#### What the task requires
Go through the listing and pick out each line with the word "structure" in it.

#### Provided data
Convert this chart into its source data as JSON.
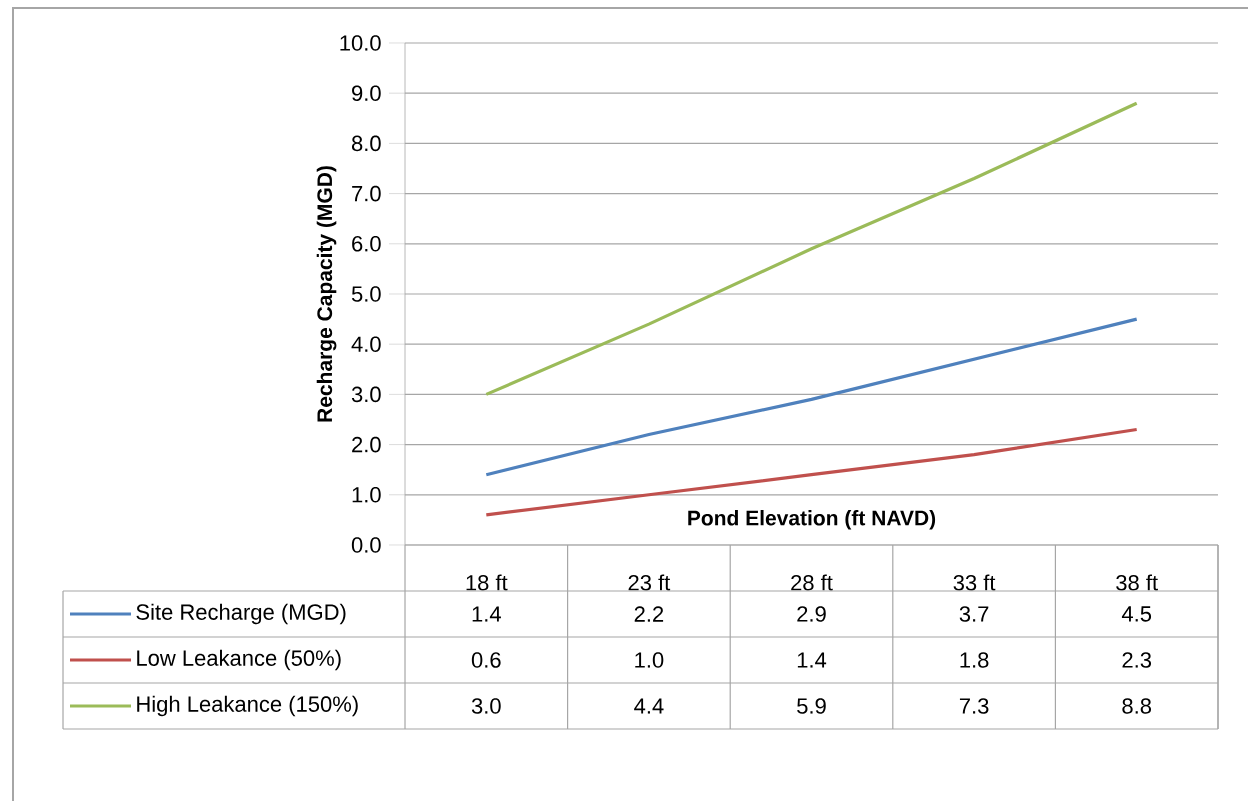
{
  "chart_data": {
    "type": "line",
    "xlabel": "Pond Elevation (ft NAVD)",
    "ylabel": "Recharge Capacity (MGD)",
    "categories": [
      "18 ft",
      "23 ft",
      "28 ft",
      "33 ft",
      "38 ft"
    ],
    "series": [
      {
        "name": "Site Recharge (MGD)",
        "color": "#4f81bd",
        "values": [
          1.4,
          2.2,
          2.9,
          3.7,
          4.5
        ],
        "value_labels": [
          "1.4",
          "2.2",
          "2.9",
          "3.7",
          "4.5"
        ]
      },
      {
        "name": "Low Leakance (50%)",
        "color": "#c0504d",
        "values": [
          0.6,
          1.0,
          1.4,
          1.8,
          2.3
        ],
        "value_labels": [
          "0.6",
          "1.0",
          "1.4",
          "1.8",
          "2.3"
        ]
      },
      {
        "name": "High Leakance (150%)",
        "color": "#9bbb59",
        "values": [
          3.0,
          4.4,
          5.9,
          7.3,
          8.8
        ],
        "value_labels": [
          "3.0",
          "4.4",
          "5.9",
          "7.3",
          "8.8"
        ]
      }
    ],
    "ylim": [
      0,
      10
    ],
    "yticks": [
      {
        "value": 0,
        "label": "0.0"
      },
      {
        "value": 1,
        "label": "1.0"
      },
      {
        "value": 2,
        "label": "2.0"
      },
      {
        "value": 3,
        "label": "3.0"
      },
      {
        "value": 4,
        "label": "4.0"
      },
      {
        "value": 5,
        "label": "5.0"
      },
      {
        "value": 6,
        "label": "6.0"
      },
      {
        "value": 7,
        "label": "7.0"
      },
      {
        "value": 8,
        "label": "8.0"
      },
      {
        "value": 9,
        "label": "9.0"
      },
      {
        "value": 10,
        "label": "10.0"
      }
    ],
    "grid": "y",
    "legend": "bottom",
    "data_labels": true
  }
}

--

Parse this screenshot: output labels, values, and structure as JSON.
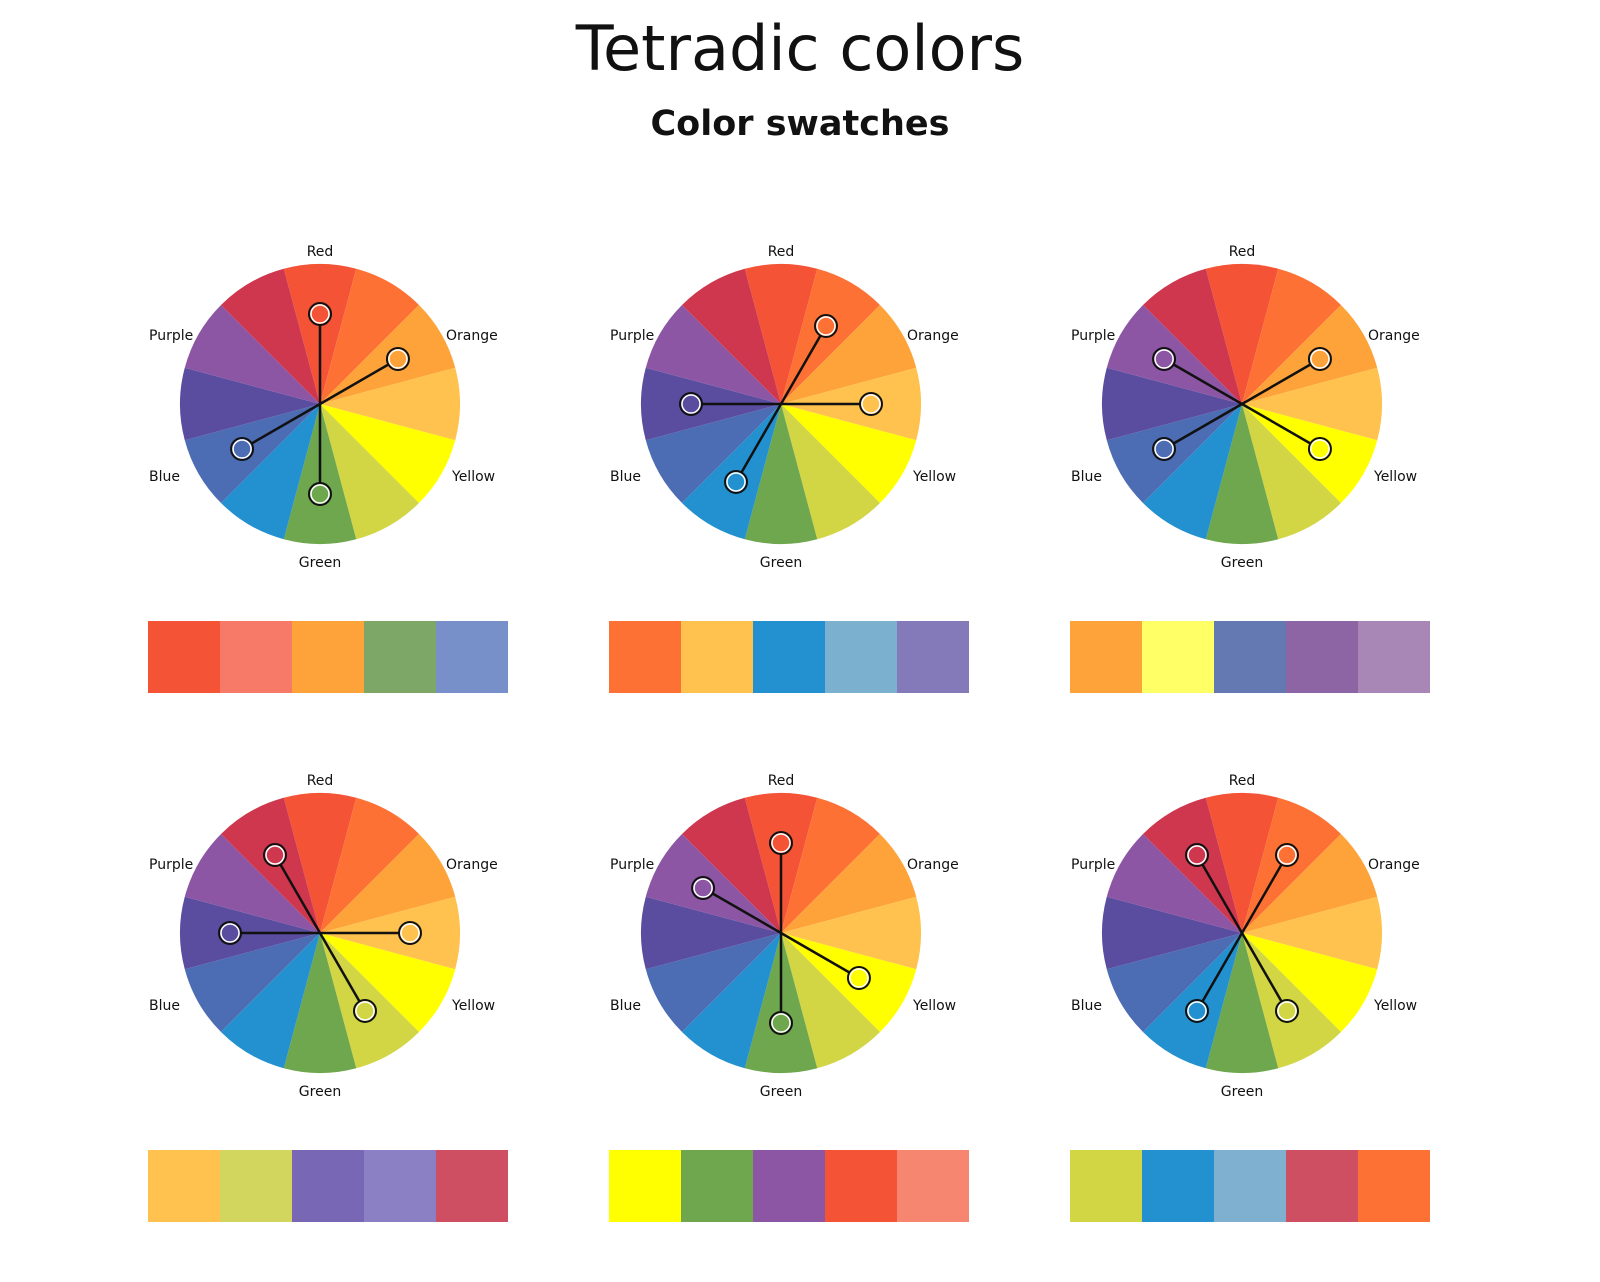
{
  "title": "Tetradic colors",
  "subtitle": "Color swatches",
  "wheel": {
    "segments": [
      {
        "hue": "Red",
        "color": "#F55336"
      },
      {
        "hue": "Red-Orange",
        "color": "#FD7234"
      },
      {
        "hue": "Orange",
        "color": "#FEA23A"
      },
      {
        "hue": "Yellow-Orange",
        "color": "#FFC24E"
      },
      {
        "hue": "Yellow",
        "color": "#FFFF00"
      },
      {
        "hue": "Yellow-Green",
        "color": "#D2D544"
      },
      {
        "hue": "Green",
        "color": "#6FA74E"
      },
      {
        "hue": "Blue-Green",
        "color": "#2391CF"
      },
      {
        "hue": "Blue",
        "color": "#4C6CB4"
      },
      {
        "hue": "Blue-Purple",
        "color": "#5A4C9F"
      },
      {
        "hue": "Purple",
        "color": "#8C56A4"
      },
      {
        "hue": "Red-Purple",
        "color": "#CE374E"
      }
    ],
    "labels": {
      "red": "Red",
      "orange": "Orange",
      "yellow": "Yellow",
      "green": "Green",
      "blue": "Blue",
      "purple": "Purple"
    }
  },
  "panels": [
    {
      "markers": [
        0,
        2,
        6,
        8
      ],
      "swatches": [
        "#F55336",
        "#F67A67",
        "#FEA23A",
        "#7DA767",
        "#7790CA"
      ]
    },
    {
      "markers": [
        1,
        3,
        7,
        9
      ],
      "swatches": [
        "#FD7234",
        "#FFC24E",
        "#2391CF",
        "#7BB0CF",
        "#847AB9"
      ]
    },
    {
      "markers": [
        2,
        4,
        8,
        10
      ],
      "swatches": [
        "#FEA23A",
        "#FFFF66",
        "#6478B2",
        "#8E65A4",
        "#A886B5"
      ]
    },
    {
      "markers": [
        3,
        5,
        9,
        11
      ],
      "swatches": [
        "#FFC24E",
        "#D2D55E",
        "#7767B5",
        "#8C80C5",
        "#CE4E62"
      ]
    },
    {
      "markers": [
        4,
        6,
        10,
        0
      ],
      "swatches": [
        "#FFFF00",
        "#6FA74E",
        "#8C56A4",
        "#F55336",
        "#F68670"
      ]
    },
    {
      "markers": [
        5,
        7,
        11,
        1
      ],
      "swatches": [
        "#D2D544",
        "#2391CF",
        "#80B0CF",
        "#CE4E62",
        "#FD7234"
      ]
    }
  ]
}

==

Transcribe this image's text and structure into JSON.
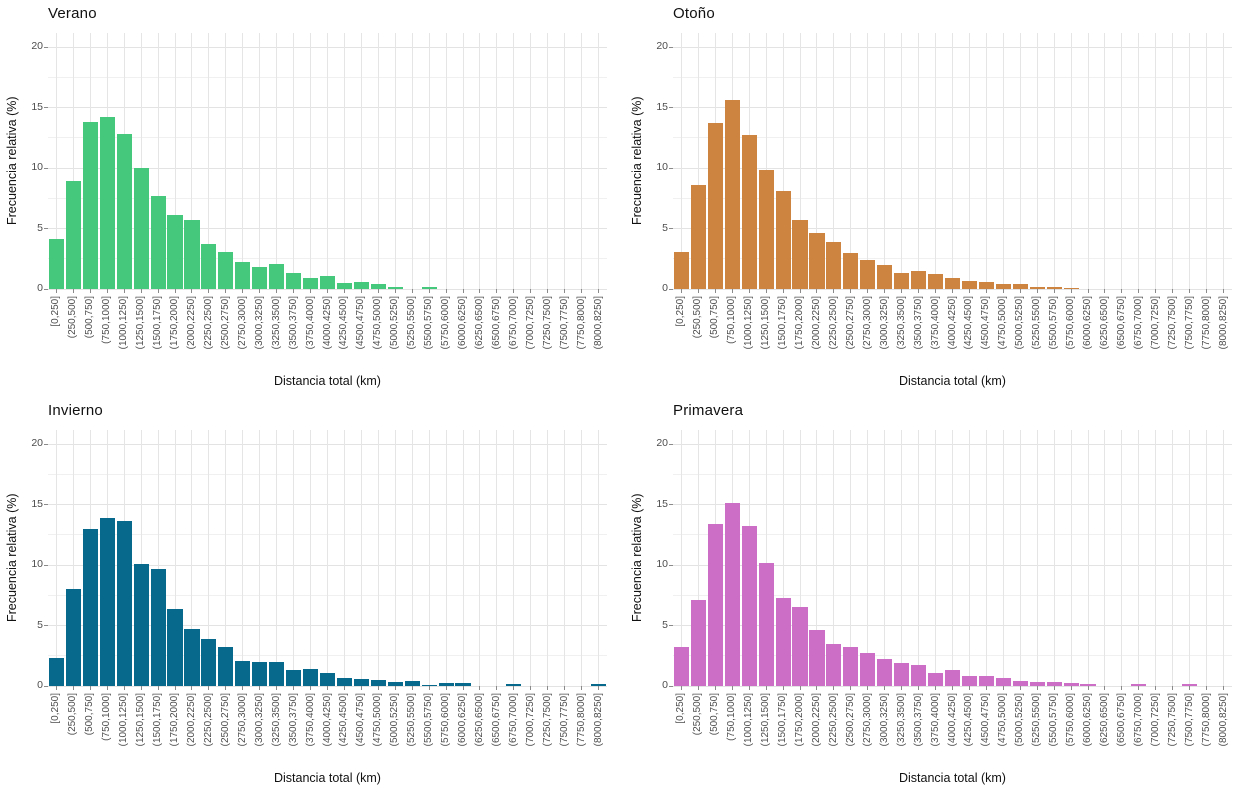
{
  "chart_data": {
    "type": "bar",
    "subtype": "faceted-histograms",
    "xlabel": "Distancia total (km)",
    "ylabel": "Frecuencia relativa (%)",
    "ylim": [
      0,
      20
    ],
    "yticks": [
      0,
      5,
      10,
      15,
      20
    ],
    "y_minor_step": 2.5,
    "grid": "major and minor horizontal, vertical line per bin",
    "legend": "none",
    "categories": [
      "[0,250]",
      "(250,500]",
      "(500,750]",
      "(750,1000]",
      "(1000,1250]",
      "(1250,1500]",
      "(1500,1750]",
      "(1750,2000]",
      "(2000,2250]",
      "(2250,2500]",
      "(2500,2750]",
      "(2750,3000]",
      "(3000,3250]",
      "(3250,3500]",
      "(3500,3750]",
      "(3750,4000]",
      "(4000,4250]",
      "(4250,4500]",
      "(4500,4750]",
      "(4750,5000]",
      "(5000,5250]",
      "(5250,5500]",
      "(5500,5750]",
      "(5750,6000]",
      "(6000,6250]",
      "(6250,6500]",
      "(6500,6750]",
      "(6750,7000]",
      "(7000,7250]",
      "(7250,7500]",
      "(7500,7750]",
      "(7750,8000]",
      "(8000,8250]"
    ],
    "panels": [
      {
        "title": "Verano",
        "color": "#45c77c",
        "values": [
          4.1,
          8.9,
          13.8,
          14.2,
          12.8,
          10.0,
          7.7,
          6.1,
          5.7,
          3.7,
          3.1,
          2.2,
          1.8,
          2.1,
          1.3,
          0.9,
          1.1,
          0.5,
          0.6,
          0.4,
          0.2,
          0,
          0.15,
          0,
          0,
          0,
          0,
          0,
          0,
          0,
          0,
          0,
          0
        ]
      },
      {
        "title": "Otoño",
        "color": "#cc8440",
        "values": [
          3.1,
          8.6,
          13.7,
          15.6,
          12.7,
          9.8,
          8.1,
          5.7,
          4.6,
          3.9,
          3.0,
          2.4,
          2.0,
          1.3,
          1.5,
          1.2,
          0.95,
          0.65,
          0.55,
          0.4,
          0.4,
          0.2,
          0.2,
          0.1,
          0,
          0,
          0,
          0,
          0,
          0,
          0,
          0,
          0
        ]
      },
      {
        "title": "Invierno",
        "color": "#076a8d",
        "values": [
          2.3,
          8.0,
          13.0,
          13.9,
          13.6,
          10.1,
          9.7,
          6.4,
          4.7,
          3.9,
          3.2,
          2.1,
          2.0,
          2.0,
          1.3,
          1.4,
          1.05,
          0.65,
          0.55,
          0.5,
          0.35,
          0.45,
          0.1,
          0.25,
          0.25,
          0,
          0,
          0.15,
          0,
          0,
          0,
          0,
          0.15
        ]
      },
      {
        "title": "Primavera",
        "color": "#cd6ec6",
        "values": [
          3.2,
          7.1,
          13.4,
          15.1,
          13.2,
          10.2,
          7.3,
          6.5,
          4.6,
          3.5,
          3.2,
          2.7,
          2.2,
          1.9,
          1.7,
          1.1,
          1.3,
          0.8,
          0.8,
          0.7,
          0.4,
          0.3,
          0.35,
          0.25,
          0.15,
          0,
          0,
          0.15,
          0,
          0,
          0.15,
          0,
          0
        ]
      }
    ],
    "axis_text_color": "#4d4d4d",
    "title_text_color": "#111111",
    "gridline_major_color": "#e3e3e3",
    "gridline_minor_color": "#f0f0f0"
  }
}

#### Response to this task
Parse this screenshot: output labels, values, and structure as JSON.
Transcribe this image's text and structure into JSON.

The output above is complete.